Instructions for the task :: Show each line that has the string "vertrieben" in it.

------------------------------

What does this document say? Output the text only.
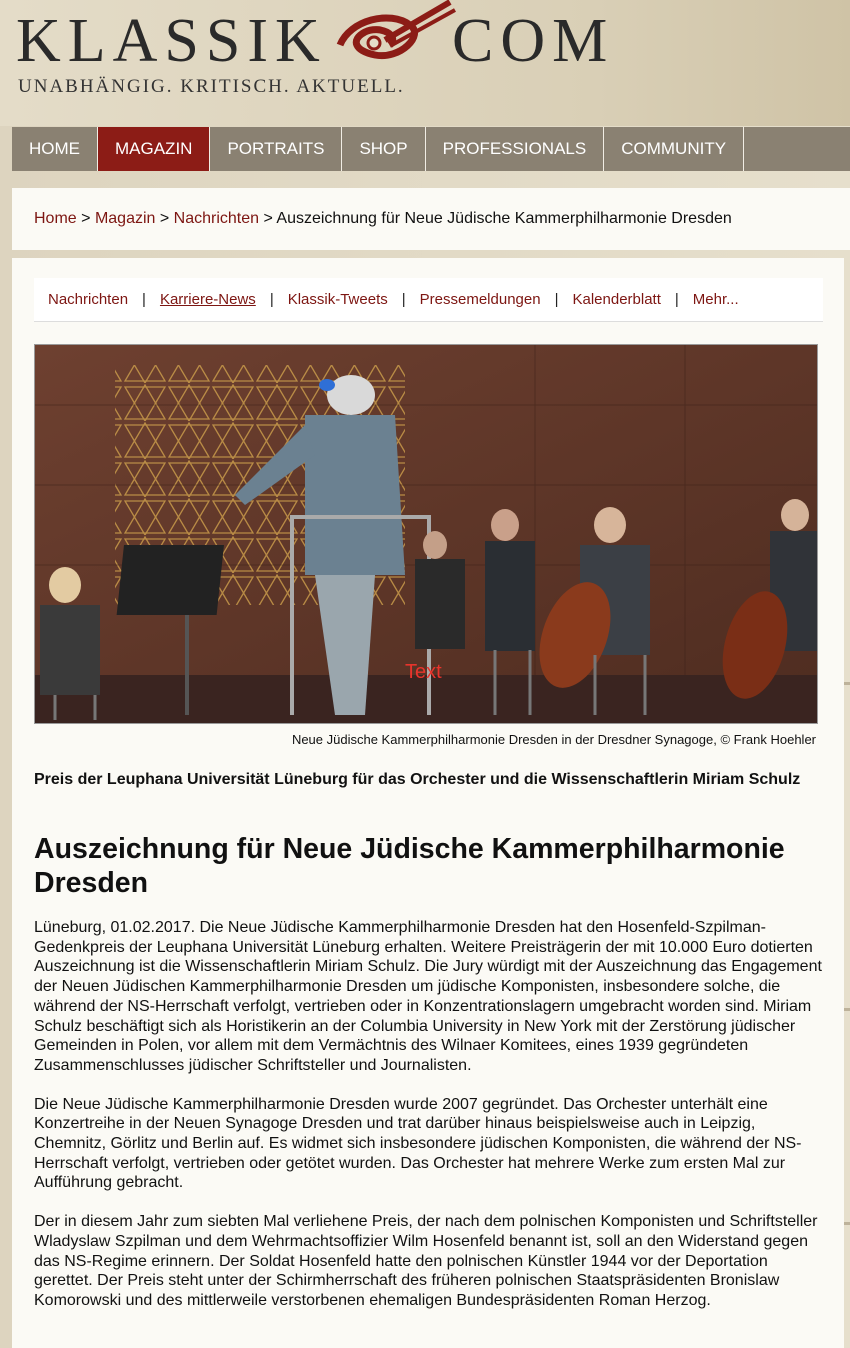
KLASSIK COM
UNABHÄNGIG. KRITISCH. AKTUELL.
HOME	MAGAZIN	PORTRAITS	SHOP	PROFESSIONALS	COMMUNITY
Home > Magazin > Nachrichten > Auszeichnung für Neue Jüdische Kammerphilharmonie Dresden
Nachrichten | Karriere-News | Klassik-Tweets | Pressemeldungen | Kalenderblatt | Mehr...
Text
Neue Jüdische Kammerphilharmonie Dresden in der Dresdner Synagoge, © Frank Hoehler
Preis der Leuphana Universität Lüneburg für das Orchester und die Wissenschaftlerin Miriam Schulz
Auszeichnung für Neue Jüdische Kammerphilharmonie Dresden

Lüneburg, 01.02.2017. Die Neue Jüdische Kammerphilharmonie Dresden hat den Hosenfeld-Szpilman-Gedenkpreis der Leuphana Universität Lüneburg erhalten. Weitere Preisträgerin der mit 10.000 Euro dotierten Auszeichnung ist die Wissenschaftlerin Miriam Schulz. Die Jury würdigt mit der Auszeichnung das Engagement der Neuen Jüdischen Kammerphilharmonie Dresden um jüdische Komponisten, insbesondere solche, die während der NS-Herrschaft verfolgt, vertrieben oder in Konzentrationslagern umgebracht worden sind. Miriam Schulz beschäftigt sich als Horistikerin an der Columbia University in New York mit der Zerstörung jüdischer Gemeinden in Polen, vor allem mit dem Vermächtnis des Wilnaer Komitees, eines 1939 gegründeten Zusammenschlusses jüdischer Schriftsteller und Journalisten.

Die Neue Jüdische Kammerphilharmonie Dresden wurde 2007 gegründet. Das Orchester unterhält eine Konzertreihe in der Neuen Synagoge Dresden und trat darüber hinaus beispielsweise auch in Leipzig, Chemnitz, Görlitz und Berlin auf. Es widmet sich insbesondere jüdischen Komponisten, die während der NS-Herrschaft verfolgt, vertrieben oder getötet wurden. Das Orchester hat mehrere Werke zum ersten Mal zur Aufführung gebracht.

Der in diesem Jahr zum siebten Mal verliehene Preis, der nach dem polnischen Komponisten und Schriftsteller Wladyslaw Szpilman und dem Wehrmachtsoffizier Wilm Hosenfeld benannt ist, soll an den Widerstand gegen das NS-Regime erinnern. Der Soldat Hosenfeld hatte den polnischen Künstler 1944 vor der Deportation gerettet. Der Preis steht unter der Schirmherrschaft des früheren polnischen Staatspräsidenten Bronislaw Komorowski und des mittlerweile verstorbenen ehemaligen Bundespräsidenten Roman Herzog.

------------------------------

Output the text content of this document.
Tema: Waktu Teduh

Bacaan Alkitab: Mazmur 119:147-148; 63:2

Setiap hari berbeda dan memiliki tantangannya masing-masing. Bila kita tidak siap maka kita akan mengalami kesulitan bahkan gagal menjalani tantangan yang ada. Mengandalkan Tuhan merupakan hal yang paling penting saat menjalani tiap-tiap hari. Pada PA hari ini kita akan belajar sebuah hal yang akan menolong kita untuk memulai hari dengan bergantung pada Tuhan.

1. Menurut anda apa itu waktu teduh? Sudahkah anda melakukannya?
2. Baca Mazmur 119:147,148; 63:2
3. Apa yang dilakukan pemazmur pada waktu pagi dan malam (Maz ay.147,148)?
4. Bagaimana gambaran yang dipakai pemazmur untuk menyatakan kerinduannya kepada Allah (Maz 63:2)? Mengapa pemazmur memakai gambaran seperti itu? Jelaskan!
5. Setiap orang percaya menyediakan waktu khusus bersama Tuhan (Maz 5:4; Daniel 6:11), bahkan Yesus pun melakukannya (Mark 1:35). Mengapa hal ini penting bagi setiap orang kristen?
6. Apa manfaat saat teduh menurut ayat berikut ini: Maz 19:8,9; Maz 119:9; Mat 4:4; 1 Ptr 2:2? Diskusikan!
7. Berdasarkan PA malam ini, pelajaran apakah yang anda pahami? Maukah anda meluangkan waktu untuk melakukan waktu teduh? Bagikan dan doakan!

------------------------------

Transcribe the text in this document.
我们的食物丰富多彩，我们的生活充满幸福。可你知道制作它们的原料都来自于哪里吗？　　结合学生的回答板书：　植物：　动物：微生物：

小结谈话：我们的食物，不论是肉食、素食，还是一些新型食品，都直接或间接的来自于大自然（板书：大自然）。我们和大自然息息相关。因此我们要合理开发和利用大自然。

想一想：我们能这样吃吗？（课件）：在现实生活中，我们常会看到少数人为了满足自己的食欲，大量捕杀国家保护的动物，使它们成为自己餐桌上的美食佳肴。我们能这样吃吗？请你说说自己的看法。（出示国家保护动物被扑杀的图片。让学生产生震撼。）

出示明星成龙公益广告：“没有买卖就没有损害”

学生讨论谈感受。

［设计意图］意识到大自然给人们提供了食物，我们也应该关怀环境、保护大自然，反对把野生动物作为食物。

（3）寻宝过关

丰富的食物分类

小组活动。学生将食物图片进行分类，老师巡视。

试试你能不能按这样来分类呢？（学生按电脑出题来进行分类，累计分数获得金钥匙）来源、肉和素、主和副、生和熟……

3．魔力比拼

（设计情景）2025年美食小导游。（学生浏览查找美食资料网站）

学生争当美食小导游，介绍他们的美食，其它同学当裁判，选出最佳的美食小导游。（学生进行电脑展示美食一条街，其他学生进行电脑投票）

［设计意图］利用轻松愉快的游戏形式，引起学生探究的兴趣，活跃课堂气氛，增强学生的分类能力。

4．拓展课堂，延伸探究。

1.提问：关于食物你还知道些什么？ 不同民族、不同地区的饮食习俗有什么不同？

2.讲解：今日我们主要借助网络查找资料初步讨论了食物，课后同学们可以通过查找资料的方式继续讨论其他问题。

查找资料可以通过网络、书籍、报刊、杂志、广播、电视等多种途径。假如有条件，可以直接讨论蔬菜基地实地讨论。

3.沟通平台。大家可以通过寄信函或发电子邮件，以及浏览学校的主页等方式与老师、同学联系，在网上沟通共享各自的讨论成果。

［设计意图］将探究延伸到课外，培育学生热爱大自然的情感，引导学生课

------------------------------

Exercise result ::
Lüneburg, 01.02.2017. Die Neue Jüdische Kammerphilharmonie Dresden hat den Hosenfeld-Szpilman-Gedenkpreis der Leuphana Universität Lüneburg erhalten. Weitere Preisträgerin der mit 10.000 Euro dotierten Auszeichnung ist die Wissenschaftlerin Miriam Schulz. Die Jury würdigt mit der Auszeichnung das Engagement der Neuen Jüdischen Kammerphilharmonie Dresden um jüdische Komponisten, insbesondere solche, die während der NS-Herrschaft verfolgt, vertrieben oder in Konzentrationslagern umgebracht worden sind. Miriam Schulz beschäftigt sich als Horistikerin an der Columbia University in New York mit der Zerstörung jüdischer Gemeinden in Polen, vor allem mit dem Vermächtnis des Wilnaer Komitees, eines 1939 gegründeten Zusammenschlusses jüdischer Schriftsteller und Journalisten.
Die Neue Jüdische Kammerphilharmonie Dresden wurde 2007 gegründet. Das Orchester unterhält eine Konzertreihe in der Neuen Synagoge Dresden und trat darüber hinaus beispielsweise auch in Leipzig, Chemnitz, Görlitz und Berlin auf. Es widmet sich insbesondere jüdischen Komponisten, die während der NS-Herrschaft verfolgt, vertrieben oder getötet wurden. Das Orchester hat mehrere Werke zum ersten Mal zur Aufführung gebracht.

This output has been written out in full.